▶ YOUR TASK:
Copy out the entries exactly, from the first line to the last.

▶ EXTRACTED RECORDS:
# # # #
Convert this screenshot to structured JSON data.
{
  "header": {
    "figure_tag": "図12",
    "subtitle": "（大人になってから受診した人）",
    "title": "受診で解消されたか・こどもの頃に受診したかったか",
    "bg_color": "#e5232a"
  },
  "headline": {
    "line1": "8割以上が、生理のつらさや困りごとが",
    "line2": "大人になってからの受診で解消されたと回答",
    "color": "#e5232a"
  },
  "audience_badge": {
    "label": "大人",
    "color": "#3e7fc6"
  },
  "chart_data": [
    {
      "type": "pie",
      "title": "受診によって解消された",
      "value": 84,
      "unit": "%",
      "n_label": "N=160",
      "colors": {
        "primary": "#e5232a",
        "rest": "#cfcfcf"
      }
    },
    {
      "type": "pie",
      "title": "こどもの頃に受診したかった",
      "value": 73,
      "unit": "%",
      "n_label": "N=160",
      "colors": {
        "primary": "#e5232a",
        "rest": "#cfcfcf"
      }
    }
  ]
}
# # # #
▶ THE RESPONSE:
Convert this screenshot to structured JSON data.
{
  "header": {
    "figure_tag": "図12",
    "subtitle": "（大人になってから受診した人）",
    "title": "受診で解消されたか・こどもの頃に受診したかったか",
    "bg_color": "#e5232a"
  },
  "headline": {
    "line1": "8割以上が、生理のつらさや困りごとが",
    "line2": "大人になってからの受診で解消されたと回答",
    "color": "#e5232a"
  },
  "audience_badge": {
    "label": "大人",
    "color": "#3e7fc6"
  },
  "chart_data": [
    {
      "type": "pie",
      "title": "受診によって解消された",
      "value": 84,
      "unit": "%",
      "n_label": "N=160",
      "colors": {
        "primary": "#e5232a",
        "rest": "#cfcfcf"
      }
    },
    {
      "type": "pie",
      "title": "こどもの頃に受診したかった",
      "value": 73,
      "unit": "%",
      "n_label": "N=160",
      "colors": {
        "primary": "#e5232a",
        "rest": "#cfcfcf"
      }
    }
  ]
}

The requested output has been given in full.